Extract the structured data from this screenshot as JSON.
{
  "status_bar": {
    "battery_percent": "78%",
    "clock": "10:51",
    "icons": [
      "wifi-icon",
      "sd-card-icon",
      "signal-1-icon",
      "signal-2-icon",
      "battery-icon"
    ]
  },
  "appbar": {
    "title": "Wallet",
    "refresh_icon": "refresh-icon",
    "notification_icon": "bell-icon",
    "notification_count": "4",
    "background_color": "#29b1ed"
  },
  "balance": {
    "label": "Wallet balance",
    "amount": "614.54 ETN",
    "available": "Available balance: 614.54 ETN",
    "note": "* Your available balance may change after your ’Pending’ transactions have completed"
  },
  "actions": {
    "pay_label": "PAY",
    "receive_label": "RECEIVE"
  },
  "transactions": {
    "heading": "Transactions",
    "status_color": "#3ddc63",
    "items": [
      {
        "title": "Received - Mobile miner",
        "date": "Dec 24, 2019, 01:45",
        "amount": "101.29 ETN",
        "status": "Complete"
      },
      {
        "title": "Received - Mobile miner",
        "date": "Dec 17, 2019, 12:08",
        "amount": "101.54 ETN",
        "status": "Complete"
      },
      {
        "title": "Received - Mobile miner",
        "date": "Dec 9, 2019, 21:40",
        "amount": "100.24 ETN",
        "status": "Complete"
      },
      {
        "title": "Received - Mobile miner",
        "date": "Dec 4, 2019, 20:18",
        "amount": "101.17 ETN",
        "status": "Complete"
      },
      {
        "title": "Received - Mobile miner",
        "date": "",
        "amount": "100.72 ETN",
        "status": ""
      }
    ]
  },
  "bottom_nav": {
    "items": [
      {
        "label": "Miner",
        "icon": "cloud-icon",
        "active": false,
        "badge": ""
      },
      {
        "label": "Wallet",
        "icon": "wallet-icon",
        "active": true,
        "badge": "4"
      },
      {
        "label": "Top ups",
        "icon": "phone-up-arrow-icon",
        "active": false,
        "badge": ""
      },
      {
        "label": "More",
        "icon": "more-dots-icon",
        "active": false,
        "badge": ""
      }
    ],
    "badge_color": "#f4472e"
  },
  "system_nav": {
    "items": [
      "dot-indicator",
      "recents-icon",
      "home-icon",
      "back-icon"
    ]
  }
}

— EXERCISE —
The records above should be repeated in full, exactly as given.

— RESULT OF THIS EXERCISE —
Extract the structured data from this screenshot as JSON.
{
  "status_bar": {
    "battery_percent": "78%",
    "clock": "10:51",
    "icons": [
      "wifi-icon",
      "sd-card-icon",
      "signal-1-icon",
      "signal-2-icon",
      "battery-icon"
    ]
  },
  "appbar": {
    "title": "Wallet",
    "refresh_icon": "refresh-icon",
    "notification_icon": "bell-icon",
    "notification_count": "4",
    "background_color": "#29b1ed"
  },
  "balance": {
    "label": "Wallet balance",
    "amount": "614.54 ETN",
    "available": "Available balance: 614.54 ETN",
    "note": "* Your available balance may change after your ’Pending’ transactions have completed"
  },
  "actions": {
    "pay_label": "PAY",
    "receive_label": "RECEIVE"
  },
  "transactions": {
    "heading": "Transactions",
    "status_color": "#3ddc63",
    "items": [
      {
        "title": "Received - Mobile miner",
        "date": "Dec 24, 2019, 01:45",
        "amount": "101.29 ETN",
        "status": "Complete"
      },
      {
        "title": "Received - Mobile miner",
        "date": "Dec 17, 2019, 12:08",
        "amount": "101.54 ETN",
        "status": "Complete"
      },
      {
        "title": "Received - Mobile miner",
        "date": "Dec 9, 2019, 21:40",
        "amount": "100.24 ETN",
        "status": "Complete"
      },
      {
        "title": "Received - Mobile miner",
        "date": "Dec 4, 2019, 20:18",
        "amount": "101.17 ETN",
        "status": "Complete"
      },
      {
        "title": "Received - Mobile miner",
        "date": "",
        "amount": "100.72 ETN",
        "status": ""
      }
    ]
  },
  "bottom_nav": {
    "items": [
      {
        "label": "Miner",
        "icon": "cloud-icon",
        "active": false,
        "badge": ""
      },
      {
        "label": "Wallet",
        "icon": "wallet-icon",
        "active": true,
        "badge": "4"
      },
      {
        "label": "Top ups",
        "icon": "phone-up-arrow-icon",
        "active": false,
        "badge": ""
      },
      {
        "label": "More",
        "icon": "more-dots-icon",
        "active": false,
        "badge": ""
      }
    ],
    "badge_color": "#f4472e"
  },
  "system_nav": {
    "items": [
      "dot-indicator",
      "recents-icon",
      "home-icon",
      "back-icon"
    ]
  }
}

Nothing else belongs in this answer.